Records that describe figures
---
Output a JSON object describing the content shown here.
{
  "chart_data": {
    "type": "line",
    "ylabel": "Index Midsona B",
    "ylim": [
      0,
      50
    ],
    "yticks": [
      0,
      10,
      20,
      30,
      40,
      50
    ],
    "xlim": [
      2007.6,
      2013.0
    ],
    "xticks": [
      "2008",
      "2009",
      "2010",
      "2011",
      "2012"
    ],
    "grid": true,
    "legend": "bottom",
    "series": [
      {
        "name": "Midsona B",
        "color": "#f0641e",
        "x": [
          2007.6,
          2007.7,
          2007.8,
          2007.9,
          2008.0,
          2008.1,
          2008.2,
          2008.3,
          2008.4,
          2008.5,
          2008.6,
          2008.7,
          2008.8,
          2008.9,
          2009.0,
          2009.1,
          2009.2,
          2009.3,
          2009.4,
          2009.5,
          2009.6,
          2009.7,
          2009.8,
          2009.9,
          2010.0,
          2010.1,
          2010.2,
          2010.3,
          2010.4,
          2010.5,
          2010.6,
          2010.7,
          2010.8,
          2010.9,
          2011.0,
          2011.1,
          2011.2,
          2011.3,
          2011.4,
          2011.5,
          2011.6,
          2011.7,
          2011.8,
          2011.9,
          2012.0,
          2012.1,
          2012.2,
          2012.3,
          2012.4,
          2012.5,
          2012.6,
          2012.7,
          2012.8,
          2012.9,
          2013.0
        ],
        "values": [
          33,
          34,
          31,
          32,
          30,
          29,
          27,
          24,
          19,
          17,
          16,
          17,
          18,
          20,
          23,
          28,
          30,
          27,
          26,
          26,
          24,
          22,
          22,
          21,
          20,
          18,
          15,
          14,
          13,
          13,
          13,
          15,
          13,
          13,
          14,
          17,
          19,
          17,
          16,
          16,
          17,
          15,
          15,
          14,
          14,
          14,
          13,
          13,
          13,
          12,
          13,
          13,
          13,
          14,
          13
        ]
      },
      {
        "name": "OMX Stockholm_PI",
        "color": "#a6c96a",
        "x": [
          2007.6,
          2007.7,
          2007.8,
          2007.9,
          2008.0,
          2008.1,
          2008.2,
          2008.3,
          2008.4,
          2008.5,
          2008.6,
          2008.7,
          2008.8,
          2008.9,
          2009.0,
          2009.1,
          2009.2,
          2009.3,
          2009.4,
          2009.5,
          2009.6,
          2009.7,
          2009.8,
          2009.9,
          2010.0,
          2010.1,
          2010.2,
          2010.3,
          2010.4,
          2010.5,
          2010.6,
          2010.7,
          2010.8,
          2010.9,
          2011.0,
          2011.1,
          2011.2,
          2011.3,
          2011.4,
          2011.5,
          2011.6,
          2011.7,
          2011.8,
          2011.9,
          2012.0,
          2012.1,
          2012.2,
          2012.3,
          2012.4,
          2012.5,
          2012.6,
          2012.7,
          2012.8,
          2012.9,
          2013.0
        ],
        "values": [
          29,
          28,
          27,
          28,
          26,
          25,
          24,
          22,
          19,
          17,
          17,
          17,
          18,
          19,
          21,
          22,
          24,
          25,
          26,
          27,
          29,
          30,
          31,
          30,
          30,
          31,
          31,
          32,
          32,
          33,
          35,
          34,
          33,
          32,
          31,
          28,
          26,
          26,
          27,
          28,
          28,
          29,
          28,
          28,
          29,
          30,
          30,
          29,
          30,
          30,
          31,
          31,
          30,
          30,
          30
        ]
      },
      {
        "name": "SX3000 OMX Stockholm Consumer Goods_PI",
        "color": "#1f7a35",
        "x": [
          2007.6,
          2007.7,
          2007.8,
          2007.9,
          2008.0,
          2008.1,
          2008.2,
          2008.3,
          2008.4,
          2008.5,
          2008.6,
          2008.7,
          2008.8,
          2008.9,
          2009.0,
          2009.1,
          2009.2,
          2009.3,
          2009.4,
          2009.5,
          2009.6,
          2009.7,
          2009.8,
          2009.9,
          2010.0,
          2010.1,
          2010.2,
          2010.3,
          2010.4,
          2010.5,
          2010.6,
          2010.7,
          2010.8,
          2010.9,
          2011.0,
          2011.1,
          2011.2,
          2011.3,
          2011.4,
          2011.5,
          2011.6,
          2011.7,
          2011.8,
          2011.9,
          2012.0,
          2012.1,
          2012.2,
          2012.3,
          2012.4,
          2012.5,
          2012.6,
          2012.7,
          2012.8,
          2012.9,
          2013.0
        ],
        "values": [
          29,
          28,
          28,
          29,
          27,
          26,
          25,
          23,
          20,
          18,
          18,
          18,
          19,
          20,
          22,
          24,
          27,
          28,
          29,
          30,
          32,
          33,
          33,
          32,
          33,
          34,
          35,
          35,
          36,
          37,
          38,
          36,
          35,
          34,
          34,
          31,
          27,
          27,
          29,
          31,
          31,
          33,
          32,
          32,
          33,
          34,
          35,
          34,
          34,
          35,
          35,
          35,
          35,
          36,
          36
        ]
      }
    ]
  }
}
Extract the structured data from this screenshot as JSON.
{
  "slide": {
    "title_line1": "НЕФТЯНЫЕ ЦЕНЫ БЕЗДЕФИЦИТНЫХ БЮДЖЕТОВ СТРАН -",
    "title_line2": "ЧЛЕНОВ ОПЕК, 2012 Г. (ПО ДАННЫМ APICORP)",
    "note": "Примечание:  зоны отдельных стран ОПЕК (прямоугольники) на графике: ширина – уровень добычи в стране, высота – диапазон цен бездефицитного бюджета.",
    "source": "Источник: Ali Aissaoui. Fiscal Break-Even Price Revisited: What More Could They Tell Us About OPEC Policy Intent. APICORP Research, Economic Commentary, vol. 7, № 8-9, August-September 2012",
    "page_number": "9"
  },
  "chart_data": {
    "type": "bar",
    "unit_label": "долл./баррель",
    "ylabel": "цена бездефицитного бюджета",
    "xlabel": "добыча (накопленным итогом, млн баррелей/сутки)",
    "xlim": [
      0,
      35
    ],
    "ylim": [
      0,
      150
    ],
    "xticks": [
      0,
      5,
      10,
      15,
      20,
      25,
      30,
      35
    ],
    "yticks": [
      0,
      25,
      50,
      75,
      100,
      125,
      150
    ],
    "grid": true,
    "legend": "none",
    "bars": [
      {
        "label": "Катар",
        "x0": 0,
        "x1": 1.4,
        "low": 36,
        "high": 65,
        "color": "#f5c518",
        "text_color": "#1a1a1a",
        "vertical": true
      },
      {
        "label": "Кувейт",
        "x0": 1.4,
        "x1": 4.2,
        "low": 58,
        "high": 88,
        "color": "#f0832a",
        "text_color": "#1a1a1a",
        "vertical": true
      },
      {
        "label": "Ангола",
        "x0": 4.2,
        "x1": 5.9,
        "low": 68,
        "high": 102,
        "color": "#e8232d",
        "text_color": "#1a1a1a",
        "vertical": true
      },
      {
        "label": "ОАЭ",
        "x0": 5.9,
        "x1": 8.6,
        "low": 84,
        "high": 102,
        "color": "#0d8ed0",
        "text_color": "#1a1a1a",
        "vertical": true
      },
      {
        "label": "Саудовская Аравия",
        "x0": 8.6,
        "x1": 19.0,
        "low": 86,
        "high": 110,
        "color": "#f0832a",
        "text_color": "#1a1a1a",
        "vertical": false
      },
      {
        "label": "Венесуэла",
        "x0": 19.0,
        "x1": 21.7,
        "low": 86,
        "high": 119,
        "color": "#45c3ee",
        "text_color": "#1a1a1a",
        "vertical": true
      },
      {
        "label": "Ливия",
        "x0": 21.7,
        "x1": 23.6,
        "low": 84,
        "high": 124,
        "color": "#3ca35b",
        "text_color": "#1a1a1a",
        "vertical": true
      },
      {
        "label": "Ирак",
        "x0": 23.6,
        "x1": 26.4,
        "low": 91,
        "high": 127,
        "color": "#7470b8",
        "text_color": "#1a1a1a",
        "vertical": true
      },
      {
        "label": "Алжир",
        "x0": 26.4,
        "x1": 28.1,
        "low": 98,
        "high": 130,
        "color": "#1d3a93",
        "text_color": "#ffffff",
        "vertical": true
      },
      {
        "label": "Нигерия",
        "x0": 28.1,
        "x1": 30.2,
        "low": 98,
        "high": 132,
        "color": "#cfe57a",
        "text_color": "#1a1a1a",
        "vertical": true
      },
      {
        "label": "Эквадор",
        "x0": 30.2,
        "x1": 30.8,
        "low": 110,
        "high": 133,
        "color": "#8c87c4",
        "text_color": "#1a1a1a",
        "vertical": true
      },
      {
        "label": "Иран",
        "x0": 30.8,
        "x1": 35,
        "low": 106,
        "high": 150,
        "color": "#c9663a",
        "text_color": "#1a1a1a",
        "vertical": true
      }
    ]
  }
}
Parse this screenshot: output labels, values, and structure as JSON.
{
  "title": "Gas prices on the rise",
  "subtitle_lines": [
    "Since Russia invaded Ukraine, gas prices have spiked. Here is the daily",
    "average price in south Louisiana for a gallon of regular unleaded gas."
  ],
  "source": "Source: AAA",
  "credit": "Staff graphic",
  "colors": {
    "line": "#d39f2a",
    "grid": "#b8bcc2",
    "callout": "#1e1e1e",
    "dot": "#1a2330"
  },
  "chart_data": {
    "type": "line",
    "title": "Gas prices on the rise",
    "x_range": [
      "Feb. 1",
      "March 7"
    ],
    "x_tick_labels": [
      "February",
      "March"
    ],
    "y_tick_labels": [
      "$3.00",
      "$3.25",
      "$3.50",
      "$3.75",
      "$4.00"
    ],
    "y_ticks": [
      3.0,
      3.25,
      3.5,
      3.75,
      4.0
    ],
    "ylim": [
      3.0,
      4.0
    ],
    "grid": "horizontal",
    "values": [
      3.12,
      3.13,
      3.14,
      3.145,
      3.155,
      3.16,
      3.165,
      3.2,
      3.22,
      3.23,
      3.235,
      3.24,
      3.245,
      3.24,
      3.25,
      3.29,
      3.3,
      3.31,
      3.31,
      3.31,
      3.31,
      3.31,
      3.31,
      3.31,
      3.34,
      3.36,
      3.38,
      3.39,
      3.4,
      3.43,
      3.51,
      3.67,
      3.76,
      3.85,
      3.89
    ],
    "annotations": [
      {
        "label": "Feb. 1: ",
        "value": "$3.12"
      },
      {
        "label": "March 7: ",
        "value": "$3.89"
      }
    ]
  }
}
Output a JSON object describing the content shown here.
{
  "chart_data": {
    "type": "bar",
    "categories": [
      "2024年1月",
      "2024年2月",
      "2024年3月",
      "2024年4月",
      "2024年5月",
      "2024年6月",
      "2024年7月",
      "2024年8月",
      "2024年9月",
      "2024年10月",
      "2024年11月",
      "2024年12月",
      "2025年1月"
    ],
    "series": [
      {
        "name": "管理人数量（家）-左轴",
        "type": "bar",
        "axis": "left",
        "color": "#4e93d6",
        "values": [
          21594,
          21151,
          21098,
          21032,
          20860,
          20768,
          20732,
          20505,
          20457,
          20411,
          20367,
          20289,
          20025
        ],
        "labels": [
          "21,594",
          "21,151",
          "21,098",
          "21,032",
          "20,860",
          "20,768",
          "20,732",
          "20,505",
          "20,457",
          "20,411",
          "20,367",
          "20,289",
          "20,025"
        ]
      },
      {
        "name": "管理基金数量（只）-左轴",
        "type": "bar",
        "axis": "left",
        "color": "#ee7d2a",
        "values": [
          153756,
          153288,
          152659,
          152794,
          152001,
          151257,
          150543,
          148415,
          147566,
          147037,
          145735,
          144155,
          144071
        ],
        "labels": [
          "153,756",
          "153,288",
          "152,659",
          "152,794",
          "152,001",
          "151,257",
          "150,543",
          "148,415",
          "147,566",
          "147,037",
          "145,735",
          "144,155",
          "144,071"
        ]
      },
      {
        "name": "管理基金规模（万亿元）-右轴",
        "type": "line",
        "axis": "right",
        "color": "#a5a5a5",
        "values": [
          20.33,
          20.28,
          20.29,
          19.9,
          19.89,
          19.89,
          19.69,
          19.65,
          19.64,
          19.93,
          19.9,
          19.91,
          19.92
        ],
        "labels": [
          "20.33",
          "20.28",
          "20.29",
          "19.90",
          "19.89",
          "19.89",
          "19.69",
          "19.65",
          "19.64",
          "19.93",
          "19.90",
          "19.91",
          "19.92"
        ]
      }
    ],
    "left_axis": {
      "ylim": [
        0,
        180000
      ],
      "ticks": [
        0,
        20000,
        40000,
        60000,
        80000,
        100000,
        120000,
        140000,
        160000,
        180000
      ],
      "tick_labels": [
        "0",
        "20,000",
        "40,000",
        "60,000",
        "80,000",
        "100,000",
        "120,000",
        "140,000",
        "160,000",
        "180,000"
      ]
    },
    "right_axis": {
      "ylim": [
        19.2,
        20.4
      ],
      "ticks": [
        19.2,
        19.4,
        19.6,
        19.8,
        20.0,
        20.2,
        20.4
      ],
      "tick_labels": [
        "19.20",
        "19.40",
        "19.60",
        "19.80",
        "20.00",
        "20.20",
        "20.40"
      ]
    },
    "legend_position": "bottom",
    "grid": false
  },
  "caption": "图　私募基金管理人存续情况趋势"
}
---
■ **The problem**
Count all lines of the data that include "bottom". The answer is the number alone.

■ **Answer to the exercise**
2